This vehicle's unassuming appearance belies the fact that it was instrumental in one of the most revolutionary scientific discoveries: finding hydrothermal vents and chemosynthetic deep-sea life. ANGUS (Acoustically Navigated Geophysical Underwater System) was a pioneering deep-sea search-and-survey system developed at WHOI. Equipped with powerful strobe lights and 35-millimeter cameras, it was lowered to the depths on a cable and towed by a ship. ANGUS's 12-foot, 2-ton steel frame was designed to withstand collisions with seafloor rocks. Painted on its side (not visible) was the motto: “Takes a Lickin’ But Keeps on Clickin’.” (WHOI Archives)
The research vessel Knorr towed the deep-sea platform called ANGUS just above the seafloor 8,000 feet (2,500 meters) below the surface. Its lights and camera took photos every 10 seconds. These frames show the moment of discovery—the sudden appearance of a dense accumulation of live white clams. Within hours, the clams led scientists to find hydrothermal vents for the first time. (WHOI Archives)
Even more startling than finding seafloor hydrothermal vents was the completely unexpected discovery of life that thrives in the abyss in the absence of sunlight—like these human-sized tube worms with tulip-looking heads. Instead of living via photosynthesis, communites of microbes live via chemosynthesis. They convert chemicals coming from the vents into organic carbon, the building blocks of life, which sustains higher organisms in the food web. (Jack Donnelly, Woods Hole Oceanographic Institution)
The manipulator arm of the human-occupied submersible Alvin reaches toward a black-smoker chimney, seen through the sub's viewport, at 17°S on the East Pacific Rise. Hot hydrothermal fluids surge through the chimney at velocities of 1 to 5 meters per second. The “black smoke” consists of an abundance of dark, fine-grained, mineral-rich suspended particles. When the hot fluid mixes with cold seawater, they precipitate to form solid chimney structures. (Meg Tivey, Woods Hole Oceanographic Institution)
All living things need energy. People and other animals get their energy from the food they eat. But plants on land and microbes that live around hydrothermal vents manufacture their own food. Plants harness energy from sunlight to make their food, a process called photosynthesis. Vent microbes use chemosyntheses, getting energy from chemicals in hydrothermal fluids to create food. (O. Paul Oberlander)
Hydrothermal vents can sustain lush communities of deep-sea life, including clams, mussels, crabs, and shrimp (though these are not the same types that live in shallower surface waters), as well as fish, octopuses, and other higher organisms. (O. Paul Oberlander)
Giant clams, up to a foot long, reside at a hydrothermal vent site in the Galápagos Rift—fed by vent fluids seeping through cracks in the seafloor. (Tim Shank, Woods Hole Oceanographic Institution)
Since the first vent site was found in 1977, hundreds of vent sites have been discovered along mid-ocean ridges across the global ocean, from Antarctica to the Arctic, along with an estimated eight hundred vent animal species and countless microbial species. The rate of discovery shows no signs of leveling off. (O. Paul Oberlander)

Collected material:
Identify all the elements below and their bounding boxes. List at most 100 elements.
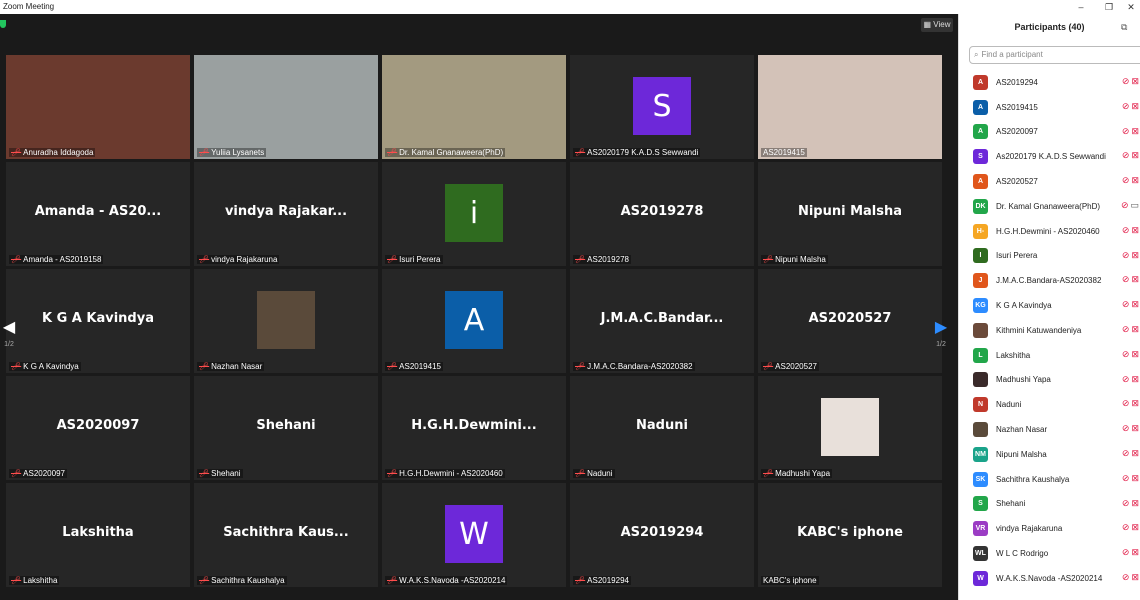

Task goal: Reproduce verbatim the section of the hydrothermal vents passage above that runs from "All living things" up to and including "Shank, Woods Hole Oceanographic Institution)".

Finished task:
All living things need energy. People and other animals get their energy from the food they eat. But plants on land and microbes that live around hydrothermal vents manufacture their own food. Plants harness energy from sunlight to make their food, a process called photosynthesis. Vent microbes use chemosyntheses, getting energy from chemicals in hydrothermal fluids to create food. (O. Paul Oberlander)
Hydrothermal vents can sustain lush communities of deep-sea life, including clams, mussels, crabs, and shrimp (though these are not the same types that live in shallower surface waters), as well as fish, octopuses, and other higher organisms. (O. Paul Oberlander)
Giant clams, up to a foot long, reside at a hydrothermal vent site in the Galápagos Rift—fed by vent fluids seeping through cracks in the seafloor. (Tim Shank, Woods Hole Oceanographic Institution)